Extracted records
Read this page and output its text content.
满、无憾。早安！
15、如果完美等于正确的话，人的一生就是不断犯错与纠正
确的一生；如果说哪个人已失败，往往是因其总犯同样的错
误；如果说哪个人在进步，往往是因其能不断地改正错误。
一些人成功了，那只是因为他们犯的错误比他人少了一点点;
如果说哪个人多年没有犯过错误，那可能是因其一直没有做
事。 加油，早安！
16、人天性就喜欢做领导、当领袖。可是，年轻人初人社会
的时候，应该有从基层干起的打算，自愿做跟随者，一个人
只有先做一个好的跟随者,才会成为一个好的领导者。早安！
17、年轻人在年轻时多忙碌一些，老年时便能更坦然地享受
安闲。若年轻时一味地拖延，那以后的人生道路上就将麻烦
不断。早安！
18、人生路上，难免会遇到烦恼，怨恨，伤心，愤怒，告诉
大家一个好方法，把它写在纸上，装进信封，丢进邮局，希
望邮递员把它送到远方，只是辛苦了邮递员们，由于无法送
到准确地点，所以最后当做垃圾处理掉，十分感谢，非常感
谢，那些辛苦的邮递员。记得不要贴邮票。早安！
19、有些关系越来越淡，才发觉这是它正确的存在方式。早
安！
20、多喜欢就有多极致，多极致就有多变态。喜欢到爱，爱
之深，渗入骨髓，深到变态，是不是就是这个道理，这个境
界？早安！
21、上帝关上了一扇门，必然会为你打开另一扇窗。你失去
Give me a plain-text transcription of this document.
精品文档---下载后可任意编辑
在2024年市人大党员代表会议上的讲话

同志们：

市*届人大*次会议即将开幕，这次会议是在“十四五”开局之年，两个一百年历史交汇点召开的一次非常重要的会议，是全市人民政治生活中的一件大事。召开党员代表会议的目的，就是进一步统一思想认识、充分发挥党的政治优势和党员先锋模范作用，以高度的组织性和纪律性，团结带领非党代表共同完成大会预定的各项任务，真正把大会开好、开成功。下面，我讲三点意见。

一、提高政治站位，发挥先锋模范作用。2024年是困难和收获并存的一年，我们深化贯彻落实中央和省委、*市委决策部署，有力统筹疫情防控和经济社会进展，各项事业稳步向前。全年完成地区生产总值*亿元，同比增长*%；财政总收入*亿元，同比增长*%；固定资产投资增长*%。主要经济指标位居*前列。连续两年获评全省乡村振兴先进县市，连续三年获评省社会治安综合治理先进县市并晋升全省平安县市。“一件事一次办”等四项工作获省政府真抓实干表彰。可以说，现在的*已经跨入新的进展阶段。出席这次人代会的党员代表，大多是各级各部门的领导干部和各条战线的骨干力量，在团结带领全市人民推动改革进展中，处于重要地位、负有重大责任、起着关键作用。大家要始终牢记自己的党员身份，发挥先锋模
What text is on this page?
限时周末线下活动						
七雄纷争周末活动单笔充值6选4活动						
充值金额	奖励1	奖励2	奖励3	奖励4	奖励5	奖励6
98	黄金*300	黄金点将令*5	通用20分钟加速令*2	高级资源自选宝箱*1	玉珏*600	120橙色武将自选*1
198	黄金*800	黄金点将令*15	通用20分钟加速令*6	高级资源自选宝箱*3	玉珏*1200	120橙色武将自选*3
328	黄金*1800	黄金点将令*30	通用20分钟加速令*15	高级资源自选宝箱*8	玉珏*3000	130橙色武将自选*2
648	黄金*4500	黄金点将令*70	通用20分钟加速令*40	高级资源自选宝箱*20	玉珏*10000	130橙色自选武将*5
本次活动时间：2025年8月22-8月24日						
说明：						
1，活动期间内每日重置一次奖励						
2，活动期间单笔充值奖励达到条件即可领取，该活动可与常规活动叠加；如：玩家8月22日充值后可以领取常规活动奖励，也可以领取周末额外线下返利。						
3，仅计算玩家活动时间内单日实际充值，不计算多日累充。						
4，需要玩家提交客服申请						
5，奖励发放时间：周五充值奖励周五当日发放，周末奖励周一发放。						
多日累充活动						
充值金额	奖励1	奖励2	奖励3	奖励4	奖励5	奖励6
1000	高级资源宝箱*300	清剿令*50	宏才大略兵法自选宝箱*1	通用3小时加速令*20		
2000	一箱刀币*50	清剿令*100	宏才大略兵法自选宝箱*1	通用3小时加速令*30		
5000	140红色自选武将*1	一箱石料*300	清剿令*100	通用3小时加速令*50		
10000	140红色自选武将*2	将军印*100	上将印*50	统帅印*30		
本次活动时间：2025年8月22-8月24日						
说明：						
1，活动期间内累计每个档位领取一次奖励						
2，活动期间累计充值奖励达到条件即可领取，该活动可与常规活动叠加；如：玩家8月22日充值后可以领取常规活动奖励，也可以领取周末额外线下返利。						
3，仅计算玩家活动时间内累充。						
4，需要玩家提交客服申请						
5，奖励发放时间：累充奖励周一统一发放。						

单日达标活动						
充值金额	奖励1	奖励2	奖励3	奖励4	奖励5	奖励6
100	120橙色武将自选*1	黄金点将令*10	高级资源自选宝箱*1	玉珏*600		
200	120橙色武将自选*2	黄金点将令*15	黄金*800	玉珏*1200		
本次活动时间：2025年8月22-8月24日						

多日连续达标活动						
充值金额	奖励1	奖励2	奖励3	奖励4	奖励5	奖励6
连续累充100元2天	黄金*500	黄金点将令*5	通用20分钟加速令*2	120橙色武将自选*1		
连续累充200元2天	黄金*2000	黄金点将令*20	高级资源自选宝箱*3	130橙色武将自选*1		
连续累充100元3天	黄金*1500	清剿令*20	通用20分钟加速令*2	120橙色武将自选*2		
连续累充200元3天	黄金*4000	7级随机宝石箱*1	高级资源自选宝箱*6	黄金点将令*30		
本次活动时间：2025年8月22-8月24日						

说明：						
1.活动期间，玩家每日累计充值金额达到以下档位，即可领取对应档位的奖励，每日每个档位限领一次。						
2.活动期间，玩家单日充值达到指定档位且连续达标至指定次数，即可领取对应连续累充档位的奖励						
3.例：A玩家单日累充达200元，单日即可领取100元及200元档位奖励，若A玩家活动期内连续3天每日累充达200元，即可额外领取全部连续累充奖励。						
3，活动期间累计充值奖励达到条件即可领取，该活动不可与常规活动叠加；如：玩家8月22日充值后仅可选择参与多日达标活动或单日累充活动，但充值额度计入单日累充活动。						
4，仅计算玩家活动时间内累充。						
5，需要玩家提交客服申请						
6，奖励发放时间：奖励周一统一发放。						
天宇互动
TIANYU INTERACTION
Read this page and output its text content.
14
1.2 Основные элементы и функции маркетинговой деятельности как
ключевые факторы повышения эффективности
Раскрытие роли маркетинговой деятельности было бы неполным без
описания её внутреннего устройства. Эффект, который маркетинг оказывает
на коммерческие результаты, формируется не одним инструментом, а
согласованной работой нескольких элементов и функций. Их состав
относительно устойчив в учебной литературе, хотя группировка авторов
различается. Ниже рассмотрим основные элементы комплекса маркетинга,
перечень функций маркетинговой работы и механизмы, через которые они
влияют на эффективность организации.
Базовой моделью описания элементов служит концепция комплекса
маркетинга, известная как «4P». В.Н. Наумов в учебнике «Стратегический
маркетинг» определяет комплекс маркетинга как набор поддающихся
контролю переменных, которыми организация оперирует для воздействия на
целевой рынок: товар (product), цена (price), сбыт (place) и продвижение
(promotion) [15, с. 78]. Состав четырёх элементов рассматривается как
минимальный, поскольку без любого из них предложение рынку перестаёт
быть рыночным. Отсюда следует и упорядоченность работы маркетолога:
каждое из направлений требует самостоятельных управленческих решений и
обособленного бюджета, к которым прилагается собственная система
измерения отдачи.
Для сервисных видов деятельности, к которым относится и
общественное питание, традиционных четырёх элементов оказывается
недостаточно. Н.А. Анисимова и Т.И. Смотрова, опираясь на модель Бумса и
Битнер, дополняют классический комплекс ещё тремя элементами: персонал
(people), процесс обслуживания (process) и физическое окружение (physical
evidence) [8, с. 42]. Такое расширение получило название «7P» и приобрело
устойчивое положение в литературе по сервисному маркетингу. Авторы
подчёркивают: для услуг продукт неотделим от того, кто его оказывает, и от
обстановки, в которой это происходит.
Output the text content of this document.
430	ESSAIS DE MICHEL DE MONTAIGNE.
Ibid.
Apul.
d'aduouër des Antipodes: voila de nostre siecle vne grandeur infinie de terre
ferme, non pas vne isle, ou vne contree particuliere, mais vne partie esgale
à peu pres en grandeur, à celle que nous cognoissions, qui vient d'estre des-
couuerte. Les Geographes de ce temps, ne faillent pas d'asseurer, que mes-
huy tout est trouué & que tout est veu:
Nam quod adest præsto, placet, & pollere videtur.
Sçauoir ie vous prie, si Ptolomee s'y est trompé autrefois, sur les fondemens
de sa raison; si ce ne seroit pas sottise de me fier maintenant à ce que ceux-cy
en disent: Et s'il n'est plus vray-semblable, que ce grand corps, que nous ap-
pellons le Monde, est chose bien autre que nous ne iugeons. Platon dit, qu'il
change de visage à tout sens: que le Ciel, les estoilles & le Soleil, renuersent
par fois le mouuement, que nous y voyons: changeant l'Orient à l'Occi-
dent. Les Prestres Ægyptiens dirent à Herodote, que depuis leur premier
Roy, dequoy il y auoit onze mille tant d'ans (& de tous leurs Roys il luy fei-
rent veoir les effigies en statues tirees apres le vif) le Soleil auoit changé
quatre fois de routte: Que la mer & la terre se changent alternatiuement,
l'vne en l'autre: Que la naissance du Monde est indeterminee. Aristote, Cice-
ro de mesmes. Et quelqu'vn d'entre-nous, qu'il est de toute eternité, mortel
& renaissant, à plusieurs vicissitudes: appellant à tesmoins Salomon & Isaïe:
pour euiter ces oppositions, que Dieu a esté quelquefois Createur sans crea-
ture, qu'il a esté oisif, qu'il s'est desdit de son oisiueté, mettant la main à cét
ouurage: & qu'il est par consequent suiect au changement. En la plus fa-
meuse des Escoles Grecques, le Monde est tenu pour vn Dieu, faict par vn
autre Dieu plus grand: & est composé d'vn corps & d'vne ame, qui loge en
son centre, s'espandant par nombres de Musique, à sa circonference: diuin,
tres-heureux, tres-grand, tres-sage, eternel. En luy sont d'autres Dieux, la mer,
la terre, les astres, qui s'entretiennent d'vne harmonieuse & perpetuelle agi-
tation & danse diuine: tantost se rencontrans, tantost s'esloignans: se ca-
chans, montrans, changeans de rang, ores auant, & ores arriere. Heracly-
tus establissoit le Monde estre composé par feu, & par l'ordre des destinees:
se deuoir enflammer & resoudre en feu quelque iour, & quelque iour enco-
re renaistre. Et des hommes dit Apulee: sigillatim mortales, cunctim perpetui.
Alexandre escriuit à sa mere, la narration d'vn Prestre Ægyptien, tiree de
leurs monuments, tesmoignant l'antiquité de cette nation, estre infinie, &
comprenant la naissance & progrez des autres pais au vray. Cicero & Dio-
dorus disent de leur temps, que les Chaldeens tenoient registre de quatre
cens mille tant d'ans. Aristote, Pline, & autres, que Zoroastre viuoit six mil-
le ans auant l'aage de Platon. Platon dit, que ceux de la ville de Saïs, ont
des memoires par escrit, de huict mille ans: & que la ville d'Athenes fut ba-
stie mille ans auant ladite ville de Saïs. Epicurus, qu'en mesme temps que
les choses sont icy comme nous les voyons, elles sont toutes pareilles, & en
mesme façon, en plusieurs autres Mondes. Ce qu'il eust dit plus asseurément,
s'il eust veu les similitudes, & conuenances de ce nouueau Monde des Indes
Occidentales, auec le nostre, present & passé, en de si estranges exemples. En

§ **Exercise description**:
How many lines in the entries contain the string "活动期间累计充值奖励达到条件即可领取"? Answer with the number only.

§ **Response to this task**:
2